→ **Aim**
Below is a listing; reproduce each line of it exactly.

→ **Items**
┄┄┄┄┄┄
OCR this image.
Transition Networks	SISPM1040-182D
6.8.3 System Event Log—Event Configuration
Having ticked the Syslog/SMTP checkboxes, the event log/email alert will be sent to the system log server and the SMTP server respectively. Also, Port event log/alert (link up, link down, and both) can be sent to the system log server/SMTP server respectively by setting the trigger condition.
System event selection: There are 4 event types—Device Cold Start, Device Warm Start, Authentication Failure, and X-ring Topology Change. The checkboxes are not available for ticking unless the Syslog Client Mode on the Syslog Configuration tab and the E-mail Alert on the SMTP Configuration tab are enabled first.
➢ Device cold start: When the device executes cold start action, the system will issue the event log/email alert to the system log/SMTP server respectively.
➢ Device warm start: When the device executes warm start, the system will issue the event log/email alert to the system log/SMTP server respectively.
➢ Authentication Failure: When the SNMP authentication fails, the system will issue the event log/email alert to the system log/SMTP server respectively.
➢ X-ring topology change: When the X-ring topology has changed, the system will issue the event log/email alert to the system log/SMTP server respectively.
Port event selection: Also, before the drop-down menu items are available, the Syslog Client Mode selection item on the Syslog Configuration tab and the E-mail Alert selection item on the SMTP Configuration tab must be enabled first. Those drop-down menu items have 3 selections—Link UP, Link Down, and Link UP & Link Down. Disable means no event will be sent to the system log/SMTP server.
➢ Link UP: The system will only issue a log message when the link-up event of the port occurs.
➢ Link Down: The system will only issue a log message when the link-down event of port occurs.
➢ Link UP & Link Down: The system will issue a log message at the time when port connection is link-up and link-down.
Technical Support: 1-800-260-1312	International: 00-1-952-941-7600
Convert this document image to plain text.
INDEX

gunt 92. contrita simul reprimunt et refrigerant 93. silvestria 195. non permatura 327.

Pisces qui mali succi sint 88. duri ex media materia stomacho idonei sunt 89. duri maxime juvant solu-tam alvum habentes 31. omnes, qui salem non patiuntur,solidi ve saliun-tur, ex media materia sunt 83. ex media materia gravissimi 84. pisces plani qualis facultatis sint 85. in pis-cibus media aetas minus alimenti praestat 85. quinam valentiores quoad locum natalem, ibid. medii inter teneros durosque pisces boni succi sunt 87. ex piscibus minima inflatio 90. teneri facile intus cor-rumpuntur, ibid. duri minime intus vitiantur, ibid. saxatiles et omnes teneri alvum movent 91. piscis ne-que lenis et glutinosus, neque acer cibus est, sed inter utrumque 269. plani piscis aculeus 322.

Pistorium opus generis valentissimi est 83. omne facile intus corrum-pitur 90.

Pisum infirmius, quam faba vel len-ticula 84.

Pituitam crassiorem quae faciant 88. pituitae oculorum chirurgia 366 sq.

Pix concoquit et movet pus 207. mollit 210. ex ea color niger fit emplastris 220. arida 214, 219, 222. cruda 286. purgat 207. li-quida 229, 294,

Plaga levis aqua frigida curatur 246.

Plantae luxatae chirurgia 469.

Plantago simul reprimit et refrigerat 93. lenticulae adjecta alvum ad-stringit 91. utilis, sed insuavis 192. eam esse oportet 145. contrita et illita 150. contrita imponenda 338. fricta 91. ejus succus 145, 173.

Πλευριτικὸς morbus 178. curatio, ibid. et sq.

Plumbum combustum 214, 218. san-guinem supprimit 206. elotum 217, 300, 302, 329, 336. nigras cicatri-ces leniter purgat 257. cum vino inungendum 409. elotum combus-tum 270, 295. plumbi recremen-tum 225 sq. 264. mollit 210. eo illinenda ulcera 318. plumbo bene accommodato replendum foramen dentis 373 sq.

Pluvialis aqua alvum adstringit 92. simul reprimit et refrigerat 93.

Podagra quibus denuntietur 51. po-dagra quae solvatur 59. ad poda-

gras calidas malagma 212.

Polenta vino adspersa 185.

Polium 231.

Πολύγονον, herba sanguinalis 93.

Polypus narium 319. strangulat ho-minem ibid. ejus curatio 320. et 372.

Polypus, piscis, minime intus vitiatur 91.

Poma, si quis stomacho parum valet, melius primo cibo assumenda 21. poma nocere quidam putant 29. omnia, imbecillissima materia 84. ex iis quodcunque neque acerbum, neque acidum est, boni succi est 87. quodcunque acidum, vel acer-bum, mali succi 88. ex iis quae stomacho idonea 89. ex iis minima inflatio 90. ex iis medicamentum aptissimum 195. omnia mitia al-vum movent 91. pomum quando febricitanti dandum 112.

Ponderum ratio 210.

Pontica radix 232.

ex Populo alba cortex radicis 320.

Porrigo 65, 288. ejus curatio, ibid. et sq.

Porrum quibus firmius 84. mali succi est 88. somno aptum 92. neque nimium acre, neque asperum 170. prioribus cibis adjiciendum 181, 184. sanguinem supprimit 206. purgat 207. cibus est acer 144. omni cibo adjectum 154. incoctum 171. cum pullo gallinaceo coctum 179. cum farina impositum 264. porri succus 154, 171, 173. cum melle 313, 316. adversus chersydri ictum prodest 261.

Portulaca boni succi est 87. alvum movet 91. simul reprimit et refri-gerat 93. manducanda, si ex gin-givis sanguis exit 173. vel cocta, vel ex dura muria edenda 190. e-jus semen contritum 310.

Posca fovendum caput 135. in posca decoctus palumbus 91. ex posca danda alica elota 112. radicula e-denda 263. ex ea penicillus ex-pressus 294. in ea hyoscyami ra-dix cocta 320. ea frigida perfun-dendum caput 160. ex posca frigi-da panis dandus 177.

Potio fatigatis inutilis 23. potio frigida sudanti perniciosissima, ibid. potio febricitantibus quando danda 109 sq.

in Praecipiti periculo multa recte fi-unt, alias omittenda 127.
┄┄┄┄┄┄
→ **Solution to the exercise**
OCR this image.
Transition Networks	SISPM1040-182D
6.8.3 System Event Log—Event Configuration
Having ticked the Syslog/SMTP checkboxes, the event log/email alert will be sent to the system log server and the SMTP server respectively. Also, Port event log/alert (link up, link down, and both) can be sent to the system log server/SMTP server respectively by setting the trigger condition.
System event selection: There are 4 event types—Device Cold Start, Device Warm Start, Authentication Failure, and X-ring Topology Change. The checkboxes are not available for ticking unless the Syslog Client Mode on the Syslog Configuration tab and the E-mail Alert on the SMTP Configuration tab are enabled first.
➢ Device cold start: When the device executes cold start action, the system will issue the event log/email alert to the system log/SMTP server respectively.
➢ Device warm start: When the device executes warm start, the system will issue the event log/email alert to the system log/SMTP server respectively.
➢ Authentication Failure: When the SNMP authentication fails, the system will issue the event log/email alert to the system log/SMTP server respectively.
➢ X-ring topology change: When the X-ring topology has changed, the system will issue the event log/email alert to the system log/SMTP server respectively.
Port event selection: Also, before the drop-down menu items are available, the Syslog Client Mode selection item on the Syslog Configuration tab and the E-mail Alert selection item on the SMTP Configuration tab must be enabled first. Those drop-down menu items have 3 selections—Link UP, Link Down, and Link UP & Link Down. Disable means no event will be sent to the system log/SMTP server.
➢ Link UP: The system will only issue a log message when the link-up event of the port occurs.
➢ Link Down: The system will only issue a log message when the link-down event of port occurs.
➢ Link UP & Link Down: The system will issue a log message at the time when port connection is link-up and link-down.
Technical Support: 1-800-260-1312	International: 00-1-952-941-7600
Convert this document image to plain text.
INDEX

gunt 92. contrita simul reprimunt et refrigerant 93. silvestria 195. non permatura 327.

Pisces qui mali succi sint 88. duri ex media materia stomacho idonei sunt 89. duri maxime juvant solu-tam alvum habentes 31. omnes, qui salem non patiuntur,solidi ve saliun-tur, ex media materia sunt 83. ex media materia gravissimi 84. pisces plani qualis facultatis sint 85. in pis-cibus media aetas minus alimenti praestat 85. quinam valentiores quoad locum natalem, ibid. medii inter teneros durosque pisces boni succi sunt 87. ex piscibus minima inflatio 90. teneri facile intus cor-rumpuntur, ibid. duri minime intus vitiantur, ibid. saxatiles et omnes teneri alvum movent 91. piscis ne-que lenis et glutinosus, neque acer cibus est, sed inter utrumque 269. plani piscis aculeus 322.

Pistorium opus generis valentissimi est 83. omne facile intus corrum-pitur 90.

Pisum infirmius, quam faba vel len-ticula 84.

Pituitam crassiorem quae faciant 88. pituitae oculorum chirurgia 366 sq.

Pix concoquit et movet pus 207. mollit 210. ex ea color niger fit emplastris 220. arida 214, 219, 222. cruda 286. purgat 207. li-quida 229, 294,

Plaga levis aqua frigida curatur 246.

Plantae luxatae chirurgia 469.

Plantago simul reprimit et refrigerat 93. lenticulae adjecta alvum ad-stringit 91. utilis, sed insuavis 192. eam esse oportet 145. contrita et illita 150. contrita imponenda 338. fricta 91. ejus succus 145, 173.

Πλευριτικὸς morbus 178. curatio, ibid. et sq.

Plumbum combustum 214, 218. san-guinem supprimit 206. elotum 217, 300, 302, 329, 336. nigras cicatri-ces leniter purgat 257. cum vino inungendum 409. elotum combus-tum 270, 295. plumbi recremen-tum 225 sq. 264. mollit 210. eo illinenda ulcera 318. plumbo bene accommodato replendum foramen dentis 373 sq.

Pluvialis aqua alvum adstringit 92. simul reprimit et refrigerat 93.

Podagra quibus denuntietur 51. po-dagra quae solvatur 59. ad poda-

gras calidas malagma 212.

Polenta vino adspersa 185.

Polium 231.

Πολύγονον, herba sanguinalis 93.

Polypus narium 319. strangulat ho-minem ibid. ejus curatio 320. et 372.

Polypus, piscis, minime intus vitiatur 91.

Poma, si quis stomacho parum valet, melius primo cibo assumenda 21. poma nocere quidam putant 29. omnia, imbecillissima materia 84. ex iis quodcunque neque acerbum, neque acidum est, boni succi est 87. quodcunque acidum, vel acer-bum, mali succi 88. ex iis quae stomacho idonea 89. ex iis minima inflatio 90. ex iis medicamentum aptissimum 195. omnia mitia al-vum movent 91. pomum quando febricitanti dandum 112.

Ponderum ratio 210.

Pontica radix 232.

ex Populo alba cortex radicis 320.

Porrigo 65, 288. ejus curatio, ibid. et sq.

Porrum quibus firmius 84. mali succi est 88. somno aptum 92. neque nimium acre, neque asperum 170. prioribus cibis adjiciendum 181, 184. sanguinem supprimit 206. purgat 207. cibus est acer 144. omni cibo adjectum 154. incoctum 171. cum pullo gallinaceo coctum 179. cum farina impositum 264. porri succus 154, 171, 173. cum melle 313, 316. adversus chersydri ictum prodest 261.

Portulaca boni succi est 87. alvum movet 91. simul reprimit et refri-gerat 93. manducanda, si ex gin-givis sanguis exit 173. vel cocta, vel ex dura muria edenda 190. e-jus semen contritum 310.

Posca fovendum caput 135. in posca decoctus palumbus 91. ex posca danda alica elota 112. radicula e-denda 263. ex ea penicillus ex-pressus 294. in ea hyoscyami ra-dix cocta 320. ea frigida perfun-dendum caput 160. ex posca frigi-da panis dandus 177.

Potio fatigatis inutilis 23. potio frigida sudanti perniciosissima, ibid. potio febricitantibus quando danda 109 sq.

in Praecipiti periculo multa recte fi-unt, alias omittenda 127.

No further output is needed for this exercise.